• _WHAT YOU ARE ASKED TO DO_
Compile every line that includes the word "Location".

[A run of records]

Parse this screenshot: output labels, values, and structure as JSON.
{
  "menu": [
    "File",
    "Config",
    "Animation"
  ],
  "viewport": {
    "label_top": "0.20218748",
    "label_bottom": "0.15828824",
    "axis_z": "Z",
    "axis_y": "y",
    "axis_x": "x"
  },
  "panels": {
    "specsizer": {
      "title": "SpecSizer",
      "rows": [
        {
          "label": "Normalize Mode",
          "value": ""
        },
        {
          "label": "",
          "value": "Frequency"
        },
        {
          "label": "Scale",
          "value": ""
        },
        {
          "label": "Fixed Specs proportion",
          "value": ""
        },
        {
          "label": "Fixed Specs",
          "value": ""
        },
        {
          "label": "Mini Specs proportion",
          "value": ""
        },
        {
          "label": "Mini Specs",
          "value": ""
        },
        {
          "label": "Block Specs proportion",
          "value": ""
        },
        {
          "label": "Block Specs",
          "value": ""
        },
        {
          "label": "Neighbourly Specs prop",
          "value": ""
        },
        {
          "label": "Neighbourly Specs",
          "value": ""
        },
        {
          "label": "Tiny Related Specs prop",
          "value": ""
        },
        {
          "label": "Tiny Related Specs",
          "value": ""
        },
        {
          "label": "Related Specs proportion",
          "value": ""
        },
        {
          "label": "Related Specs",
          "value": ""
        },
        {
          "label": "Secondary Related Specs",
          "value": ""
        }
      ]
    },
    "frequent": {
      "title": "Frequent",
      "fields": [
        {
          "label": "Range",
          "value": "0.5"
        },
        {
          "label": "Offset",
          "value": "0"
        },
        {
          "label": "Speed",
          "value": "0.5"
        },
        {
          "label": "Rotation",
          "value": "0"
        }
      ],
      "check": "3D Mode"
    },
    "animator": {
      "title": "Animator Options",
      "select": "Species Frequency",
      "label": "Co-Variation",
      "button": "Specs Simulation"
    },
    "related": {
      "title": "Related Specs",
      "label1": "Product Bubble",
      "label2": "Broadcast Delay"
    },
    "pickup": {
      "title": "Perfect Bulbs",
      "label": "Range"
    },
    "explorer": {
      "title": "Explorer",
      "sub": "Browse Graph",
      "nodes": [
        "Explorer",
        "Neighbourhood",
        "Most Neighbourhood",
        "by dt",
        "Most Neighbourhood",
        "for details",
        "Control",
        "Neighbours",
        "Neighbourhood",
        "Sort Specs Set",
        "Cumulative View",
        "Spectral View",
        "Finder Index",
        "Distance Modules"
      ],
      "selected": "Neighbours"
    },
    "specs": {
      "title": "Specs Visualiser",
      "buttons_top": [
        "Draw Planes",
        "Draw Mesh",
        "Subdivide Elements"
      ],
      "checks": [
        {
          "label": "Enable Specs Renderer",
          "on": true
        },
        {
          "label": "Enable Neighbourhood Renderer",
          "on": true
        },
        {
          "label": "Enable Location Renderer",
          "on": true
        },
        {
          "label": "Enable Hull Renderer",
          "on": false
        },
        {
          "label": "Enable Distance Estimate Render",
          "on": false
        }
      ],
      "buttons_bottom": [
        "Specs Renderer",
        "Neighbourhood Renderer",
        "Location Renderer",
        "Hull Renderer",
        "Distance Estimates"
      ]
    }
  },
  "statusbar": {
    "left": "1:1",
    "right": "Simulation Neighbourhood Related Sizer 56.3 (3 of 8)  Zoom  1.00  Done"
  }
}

---

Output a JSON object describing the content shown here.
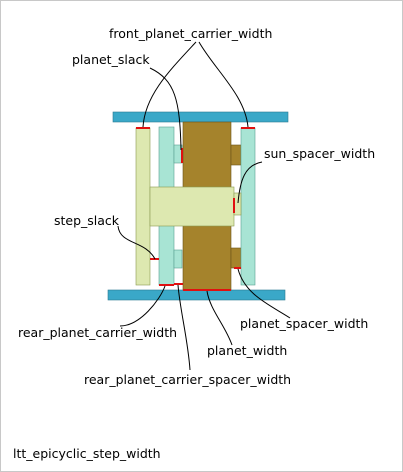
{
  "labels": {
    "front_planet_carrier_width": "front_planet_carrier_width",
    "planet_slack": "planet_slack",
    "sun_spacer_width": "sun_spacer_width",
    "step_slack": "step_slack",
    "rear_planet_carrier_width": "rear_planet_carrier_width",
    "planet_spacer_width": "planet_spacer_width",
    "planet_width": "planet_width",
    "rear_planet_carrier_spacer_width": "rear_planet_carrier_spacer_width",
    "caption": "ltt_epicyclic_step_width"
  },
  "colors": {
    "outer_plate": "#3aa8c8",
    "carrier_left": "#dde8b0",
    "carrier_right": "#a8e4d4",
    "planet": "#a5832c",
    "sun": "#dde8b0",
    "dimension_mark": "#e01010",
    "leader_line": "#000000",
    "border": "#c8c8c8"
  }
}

• _CORRECT RESULT_
          "label": "Enable Location Renderer",
        "Location Renderer",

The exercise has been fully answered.